* **WHAT TO WORK ON**:
How many lines of these entries hold the string "Injuries"? Reply with the number alone.

* **INPUT FOR THIS TASK**:
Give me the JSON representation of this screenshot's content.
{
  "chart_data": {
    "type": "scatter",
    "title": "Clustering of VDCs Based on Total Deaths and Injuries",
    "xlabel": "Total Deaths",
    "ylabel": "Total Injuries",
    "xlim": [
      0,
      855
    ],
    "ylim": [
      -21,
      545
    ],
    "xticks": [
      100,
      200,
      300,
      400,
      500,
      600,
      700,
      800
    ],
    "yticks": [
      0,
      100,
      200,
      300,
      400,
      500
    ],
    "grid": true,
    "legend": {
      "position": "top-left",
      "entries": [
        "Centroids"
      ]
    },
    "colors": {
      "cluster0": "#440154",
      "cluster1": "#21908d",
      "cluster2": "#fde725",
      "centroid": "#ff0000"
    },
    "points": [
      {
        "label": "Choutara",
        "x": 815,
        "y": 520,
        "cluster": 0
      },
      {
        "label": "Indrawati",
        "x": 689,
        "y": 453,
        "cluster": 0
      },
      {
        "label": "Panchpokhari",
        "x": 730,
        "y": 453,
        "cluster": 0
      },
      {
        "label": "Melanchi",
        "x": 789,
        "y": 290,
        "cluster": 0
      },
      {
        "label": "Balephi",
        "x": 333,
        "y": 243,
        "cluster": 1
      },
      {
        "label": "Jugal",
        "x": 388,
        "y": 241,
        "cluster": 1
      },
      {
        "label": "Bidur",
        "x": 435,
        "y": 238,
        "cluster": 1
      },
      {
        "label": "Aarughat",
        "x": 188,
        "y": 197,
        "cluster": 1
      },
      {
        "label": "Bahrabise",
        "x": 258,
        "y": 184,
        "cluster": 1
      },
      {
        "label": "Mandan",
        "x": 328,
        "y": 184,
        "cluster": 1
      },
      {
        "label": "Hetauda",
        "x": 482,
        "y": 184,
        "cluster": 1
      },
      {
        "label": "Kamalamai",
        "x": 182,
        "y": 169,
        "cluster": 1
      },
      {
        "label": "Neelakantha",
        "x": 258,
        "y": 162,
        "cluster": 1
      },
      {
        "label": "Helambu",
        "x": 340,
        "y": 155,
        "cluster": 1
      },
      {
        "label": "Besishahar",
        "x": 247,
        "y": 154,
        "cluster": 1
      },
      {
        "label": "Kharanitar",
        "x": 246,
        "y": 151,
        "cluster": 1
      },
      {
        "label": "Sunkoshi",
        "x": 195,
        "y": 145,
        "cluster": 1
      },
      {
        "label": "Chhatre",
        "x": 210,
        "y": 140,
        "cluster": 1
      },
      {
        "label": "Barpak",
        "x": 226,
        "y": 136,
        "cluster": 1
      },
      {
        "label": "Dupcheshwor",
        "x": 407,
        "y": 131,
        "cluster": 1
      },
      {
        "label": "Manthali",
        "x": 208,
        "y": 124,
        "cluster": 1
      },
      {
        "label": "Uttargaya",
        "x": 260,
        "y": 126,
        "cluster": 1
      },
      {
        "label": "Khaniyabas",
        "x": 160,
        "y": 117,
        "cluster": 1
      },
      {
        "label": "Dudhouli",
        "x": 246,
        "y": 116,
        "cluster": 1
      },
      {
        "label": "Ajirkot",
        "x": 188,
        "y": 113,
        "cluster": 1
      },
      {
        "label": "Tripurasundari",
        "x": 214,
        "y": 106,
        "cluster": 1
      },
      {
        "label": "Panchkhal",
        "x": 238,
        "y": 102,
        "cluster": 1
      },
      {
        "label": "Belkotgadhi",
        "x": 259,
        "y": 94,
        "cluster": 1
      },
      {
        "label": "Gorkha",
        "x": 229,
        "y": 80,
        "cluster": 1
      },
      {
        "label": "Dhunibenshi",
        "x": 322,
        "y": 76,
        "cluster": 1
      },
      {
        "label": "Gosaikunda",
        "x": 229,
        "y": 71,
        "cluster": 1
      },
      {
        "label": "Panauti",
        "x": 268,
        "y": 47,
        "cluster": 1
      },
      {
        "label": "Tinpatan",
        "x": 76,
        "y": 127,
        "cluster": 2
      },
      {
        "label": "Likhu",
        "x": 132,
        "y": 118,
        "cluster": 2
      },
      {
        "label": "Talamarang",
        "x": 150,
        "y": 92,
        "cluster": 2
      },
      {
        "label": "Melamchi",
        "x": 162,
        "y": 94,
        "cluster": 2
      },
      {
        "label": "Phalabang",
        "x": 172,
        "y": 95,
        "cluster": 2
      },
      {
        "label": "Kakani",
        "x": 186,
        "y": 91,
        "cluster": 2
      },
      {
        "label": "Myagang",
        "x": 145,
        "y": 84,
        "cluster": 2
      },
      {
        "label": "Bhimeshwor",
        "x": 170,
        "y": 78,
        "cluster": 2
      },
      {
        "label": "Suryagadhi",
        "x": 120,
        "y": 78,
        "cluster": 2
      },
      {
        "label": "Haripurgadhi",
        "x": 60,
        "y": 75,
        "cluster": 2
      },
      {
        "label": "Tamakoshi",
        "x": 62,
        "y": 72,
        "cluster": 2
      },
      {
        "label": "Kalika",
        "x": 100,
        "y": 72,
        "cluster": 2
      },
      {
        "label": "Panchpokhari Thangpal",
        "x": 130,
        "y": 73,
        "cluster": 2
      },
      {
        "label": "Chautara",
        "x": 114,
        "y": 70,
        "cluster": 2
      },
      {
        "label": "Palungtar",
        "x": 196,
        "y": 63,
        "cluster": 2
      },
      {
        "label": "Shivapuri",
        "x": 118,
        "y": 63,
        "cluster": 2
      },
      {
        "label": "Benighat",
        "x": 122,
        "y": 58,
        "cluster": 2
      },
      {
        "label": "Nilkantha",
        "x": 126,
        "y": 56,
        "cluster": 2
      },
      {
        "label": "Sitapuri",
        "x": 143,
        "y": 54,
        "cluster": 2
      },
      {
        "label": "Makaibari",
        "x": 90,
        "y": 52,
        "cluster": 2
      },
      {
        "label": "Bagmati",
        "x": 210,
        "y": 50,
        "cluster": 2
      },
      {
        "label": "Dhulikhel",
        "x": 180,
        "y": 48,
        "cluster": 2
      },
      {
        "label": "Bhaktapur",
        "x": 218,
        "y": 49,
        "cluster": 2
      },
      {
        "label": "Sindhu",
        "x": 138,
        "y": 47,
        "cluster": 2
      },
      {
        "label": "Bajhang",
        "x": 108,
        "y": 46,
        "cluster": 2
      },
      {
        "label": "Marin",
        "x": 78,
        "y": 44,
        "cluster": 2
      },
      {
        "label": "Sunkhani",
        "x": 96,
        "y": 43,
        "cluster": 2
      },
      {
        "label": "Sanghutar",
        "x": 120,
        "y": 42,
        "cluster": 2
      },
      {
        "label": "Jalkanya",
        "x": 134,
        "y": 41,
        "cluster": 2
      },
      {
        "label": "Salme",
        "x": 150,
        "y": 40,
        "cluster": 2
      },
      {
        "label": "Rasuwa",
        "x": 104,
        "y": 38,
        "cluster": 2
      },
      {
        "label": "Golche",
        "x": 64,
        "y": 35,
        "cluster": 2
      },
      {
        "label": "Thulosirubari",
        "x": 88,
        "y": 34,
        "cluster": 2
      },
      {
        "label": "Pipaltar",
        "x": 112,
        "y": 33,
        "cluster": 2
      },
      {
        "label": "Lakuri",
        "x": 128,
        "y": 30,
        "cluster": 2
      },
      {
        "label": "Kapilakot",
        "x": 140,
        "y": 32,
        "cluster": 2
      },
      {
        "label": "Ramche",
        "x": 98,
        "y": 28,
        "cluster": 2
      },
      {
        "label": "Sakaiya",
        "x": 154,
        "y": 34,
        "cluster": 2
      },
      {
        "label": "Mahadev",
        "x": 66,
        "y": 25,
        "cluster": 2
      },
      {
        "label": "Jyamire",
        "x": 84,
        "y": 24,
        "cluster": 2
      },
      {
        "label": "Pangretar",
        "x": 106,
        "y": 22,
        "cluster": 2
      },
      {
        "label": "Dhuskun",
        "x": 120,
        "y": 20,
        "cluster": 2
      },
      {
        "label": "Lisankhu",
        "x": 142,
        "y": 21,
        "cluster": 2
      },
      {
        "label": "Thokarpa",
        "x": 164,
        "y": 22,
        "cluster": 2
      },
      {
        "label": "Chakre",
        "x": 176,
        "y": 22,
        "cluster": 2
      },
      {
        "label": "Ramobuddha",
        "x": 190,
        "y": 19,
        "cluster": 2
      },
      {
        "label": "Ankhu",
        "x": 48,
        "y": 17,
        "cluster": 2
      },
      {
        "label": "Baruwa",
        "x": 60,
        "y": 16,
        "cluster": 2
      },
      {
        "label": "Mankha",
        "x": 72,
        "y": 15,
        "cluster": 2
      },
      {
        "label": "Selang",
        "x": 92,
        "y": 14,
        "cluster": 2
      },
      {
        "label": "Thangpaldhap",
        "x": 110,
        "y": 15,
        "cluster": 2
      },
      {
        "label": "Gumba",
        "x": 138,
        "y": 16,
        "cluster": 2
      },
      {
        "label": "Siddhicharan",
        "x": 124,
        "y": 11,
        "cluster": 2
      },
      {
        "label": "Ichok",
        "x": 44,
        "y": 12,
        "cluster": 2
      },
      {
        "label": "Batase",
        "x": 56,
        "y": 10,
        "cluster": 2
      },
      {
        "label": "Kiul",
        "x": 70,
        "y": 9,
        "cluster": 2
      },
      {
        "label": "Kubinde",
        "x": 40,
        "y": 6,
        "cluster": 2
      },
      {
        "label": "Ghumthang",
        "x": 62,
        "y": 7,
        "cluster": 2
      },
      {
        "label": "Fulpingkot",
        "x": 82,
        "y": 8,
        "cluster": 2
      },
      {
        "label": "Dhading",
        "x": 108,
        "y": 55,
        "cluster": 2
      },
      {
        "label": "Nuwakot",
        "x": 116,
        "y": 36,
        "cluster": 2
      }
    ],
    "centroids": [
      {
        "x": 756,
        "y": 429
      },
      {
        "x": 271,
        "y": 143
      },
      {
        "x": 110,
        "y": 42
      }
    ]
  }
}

* **EXERCISE RESULT**:
2